Output all of the data below exactly as given.

⟨

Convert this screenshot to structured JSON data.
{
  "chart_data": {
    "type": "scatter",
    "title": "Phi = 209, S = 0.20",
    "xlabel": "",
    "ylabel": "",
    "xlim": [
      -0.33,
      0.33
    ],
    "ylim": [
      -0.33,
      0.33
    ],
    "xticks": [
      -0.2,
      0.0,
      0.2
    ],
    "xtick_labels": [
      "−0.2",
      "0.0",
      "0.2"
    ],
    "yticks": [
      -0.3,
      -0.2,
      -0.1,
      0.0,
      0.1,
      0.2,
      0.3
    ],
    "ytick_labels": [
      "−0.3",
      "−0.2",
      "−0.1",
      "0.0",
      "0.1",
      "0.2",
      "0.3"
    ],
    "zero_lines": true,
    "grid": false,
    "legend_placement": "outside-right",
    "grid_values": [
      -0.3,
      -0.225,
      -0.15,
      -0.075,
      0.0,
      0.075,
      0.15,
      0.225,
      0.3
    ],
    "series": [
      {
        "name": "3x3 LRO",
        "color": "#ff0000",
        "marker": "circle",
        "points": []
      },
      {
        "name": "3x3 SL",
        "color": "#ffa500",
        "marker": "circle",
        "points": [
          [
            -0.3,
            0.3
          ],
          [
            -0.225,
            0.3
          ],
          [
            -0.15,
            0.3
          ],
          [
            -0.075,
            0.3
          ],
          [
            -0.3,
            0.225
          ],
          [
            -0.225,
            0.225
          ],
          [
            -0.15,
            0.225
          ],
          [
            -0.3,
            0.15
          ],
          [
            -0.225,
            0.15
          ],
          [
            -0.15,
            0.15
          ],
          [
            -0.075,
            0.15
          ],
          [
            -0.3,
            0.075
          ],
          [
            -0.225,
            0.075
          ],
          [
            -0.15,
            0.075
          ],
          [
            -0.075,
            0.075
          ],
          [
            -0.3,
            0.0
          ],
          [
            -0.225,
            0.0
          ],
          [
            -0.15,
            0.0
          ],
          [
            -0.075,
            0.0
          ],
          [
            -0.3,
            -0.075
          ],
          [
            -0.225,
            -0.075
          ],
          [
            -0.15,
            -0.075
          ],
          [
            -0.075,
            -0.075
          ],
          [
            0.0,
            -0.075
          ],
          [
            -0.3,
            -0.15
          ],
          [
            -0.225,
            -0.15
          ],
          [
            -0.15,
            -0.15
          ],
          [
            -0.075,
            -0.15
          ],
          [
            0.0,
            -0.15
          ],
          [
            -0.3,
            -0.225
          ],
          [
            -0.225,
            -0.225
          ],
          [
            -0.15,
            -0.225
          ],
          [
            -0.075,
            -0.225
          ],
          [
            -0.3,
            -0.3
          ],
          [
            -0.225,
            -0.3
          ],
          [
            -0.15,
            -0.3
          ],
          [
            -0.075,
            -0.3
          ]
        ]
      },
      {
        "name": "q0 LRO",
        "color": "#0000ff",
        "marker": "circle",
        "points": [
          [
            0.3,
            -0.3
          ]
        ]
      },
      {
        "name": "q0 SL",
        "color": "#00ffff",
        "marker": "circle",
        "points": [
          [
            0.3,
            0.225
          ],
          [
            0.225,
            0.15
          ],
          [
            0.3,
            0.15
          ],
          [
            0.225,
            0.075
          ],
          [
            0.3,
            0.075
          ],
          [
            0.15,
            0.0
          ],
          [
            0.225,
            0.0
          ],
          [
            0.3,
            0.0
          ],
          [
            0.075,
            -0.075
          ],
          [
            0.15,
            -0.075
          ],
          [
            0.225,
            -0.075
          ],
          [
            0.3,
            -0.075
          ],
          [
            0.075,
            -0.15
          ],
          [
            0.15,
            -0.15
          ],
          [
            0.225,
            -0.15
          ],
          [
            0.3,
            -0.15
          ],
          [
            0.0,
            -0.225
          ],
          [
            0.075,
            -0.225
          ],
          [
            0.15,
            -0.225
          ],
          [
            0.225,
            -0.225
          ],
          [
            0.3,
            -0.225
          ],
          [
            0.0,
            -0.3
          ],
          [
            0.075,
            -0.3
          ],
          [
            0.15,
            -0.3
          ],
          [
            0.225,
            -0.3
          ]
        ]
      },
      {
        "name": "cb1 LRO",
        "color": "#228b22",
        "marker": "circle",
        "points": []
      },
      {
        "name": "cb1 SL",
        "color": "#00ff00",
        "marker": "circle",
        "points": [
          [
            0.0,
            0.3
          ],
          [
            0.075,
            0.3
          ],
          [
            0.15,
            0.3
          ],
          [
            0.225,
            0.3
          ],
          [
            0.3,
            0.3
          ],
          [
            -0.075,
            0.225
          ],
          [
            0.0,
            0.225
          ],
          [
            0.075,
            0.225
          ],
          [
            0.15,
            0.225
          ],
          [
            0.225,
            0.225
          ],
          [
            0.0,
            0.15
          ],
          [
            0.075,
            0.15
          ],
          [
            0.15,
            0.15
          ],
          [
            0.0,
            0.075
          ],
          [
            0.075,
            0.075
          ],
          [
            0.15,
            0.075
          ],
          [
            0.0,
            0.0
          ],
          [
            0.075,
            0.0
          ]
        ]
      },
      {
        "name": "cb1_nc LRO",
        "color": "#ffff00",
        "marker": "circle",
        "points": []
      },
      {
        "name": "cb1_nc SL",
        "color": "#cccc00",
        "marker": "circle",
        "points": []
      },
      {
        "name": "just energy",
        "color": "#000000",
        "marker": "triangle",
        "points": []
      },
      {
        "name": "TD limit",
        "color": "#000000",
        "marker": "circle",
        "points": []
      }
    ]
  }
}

⟩

▸ **Result**
Convert this screenshot to structured JSON data.
{
  "chart_data": {
    "type": "scatter",
    "title": "Phi = 209, S = 0.20",
    "xlabel": "",
    "ylabel": "",
    "xlim": [
      -0.33,
      0.33
    ],
    "ylim": [
      -0.33,
      0.33
    ],
    "xticks": [
      -0.2,
      0.0,
      0.2
    ],
    "xtick_labels": [
      "−0.2",
      "0.0",
      "0.2"
    ],
    "yticks": [
      -0.3,
      -0.2,
      -0.1,
      0.0,
      0.1,
      0.2,
      0.3
    ],
    "ytick_labels": [
      "−0.3",
      "−0.2",
      "−0.1",
      "0.0",
      "0.1",
      "0.2",
      "0.3"
    ],
    "zero_lines": true,
    "grid": false,
    "legend_placement": "outside-right",
    "grid_values": [
      -0.3,
      -0.225,
      -0.15,
      -0.075,
      0.0,
      0.075,
      0.15,
      0.225,
      0.3
    ],
    "series": [
      {
        "name": "3x3 LRO",
        "color": "#ff0000",
        "marker": "circle",
        "points": []
      },
      {
        "name": "3x3 SL",
        "color": "#ffa500",
        "marker": "circle",
        "points": [
          [
            -0.3,
            0.3
          ],
          [
            -0.225,
            0.3
          ],
          [
            -0.15,
            0.3
          ],
          [
            -0.075,
            0.3
          ],
          [
            -0.3,
            0.225
          ],
          [
            -0.225,
            0.225
          ],
          [
            -0.15,
            0.225
          ],
          [
            -0.3,
            0.15
          ],
          [
            -0.225,
            0.15
          ],
          [
            -0.15,
            0.15
          ],
          [
            -0.075,
            0.15
          ],
          [
            -0.3,
            0.075
          ],
          [
            -0.225,
            0.075
          ],
          [
            -0.15,
            0.075
          ],
          [
            -0.075,
            0.075
          ],
          [
            -0.3,
            0.0
          ],
          [
            -0.225,
            0.0
          ],
          [
            -0.15,
            0.0
          ],
          [
            -0.075,
            0.0
          ],
          [
            -0.3,
            -0.075
          ],
          [
            -0.225,
            -0.075
          ],
          [
            -0.15,
            -0.075
          ],
          [
            -0.075,
            -0.075
          ],
          [
            0.0,
            -0.075
          ],
          [
            -0.3,
            -0.15
          ],
          [
            -0.225,
            -0.15
          ],
          [
            -0.15,
            -0.15
          ],
          [
            -0.075,
            -0.15
          ],
          [
            0.0,
            -0.15
          ],
          [
            -0.3,
            -0.225
          ],
          [
            -0.225,
            -0.225
          ],
          [
            -0.15,
            -0.225
          ],
          [
            -0.075,
            -0.225
          ],
          [
            -0.3,
            -0.3
          ],
          [
            -0.225,
            -0.3
          ],
          [
            -0.15,
            -0.3
          ],
          [
            -0.075,
            -0.3
          ]
        ]
      },
      {
        "name": "q0 LRO",
        "color": "#0000ff",
        "marker": "circle",
        "points": [
          [
            0.3,
            -0.3
          ]
        ]
      },
      {
        "name": "q0 SL",
        "color": "#00ffff",
        "marker": "circle",
        "points": [
          [
            0.3,
            0.225
          ],
          [
            0.225,
            0.15
          ],
          [
            0.3,
            0.15
          ],
          [
            0.225,
            0.075
          ],
          [
            0.3,
            0.075
          ],
          [
            0.15,
            0.0
          ],
          [
            0.225,
            0.0
          ],
          [
            0.3,
            0.0
          ],
          [
            0.075,
            -0.075
          ],
          [
            0.15,
            -0.075
          ],
          [
            0.225,
            -0.075
          ],
          [
            0.3,
            -0.075
          ],
          [
            0.075,
            -0.15
          ],
          [
            0.15,
            -0.15
          ],
          [
            0.225,
            -0.15
          ],
          [
            0.3,
            -0.15
          ],
          [
            0.0,
            -0.225
          ],
          [
            0.075,
            -0.225
          ],
          [
            0.15,
            -0.225
          ],
          [
            0.225,
            -0.225
          ],
          [
            0.3,
            -0.225
          ],
          [
            0.0,
            -0.3
          ],
          [
            0.075,
            -0.3
          ],
          [
            0.15,
            -0.3
          ],
          [
            0.225,
            -0.3
          ]
        ]
      },
      {
        "name": "cb1 LRO",
        "color": "#228b22",
        "marker": "circle",
        "points": []
      },
      {
        "name": "cb1 SL",
        "color": "#00ff00",
        "marker": "circle",
        "points": [
          [
            0.0,
            0.3
          ],
          [
            0.075,
            0.3
          ],
          [
            0.15,
            0.3
          ],
          [
            0.225,
            0.3
          ],
          [
            0.3,
            0.3
          ],
          [
            -0.075,
            0.225
          ],
          [
            0.0,
            0.225
          ],
          [
            0.075,
            0.225
          ],
          [
            0.15,
            0.225
          ],
          [
            0.225,
            0.225
          ],
          [
            0.0,
            0.15
          ],
          [
            0.075,
            0.15
          ],
          [
            0.15,
            0.15
          ],
          [
            0.0,
            0.075
          ],
          [
            0.075,
            0.075
          ],
          [
            0.15,
            0.075
          ],
          [
            0.0,
            0.0
          ],
          [
            0.075,
            0.0
          ]
        ]
      },
      {
        "name": "cb1_nc LRO",
        "color": "#ffff00",
        "marker": "circle",
        "points": []
      },
      {
        "name": "cb1_nc SL",
        "color": "#cccc00",
        "marker": "circle",
        "points": []
      },
      {
        "name": "just energy",
        "color": "#000000",
        "marker": "triangle",
        "points": []
      },
      {
        "name": "TD limit",
        "color": "#000000",
        "marker": "circle",
        "points": []
      }
    ]
  }
}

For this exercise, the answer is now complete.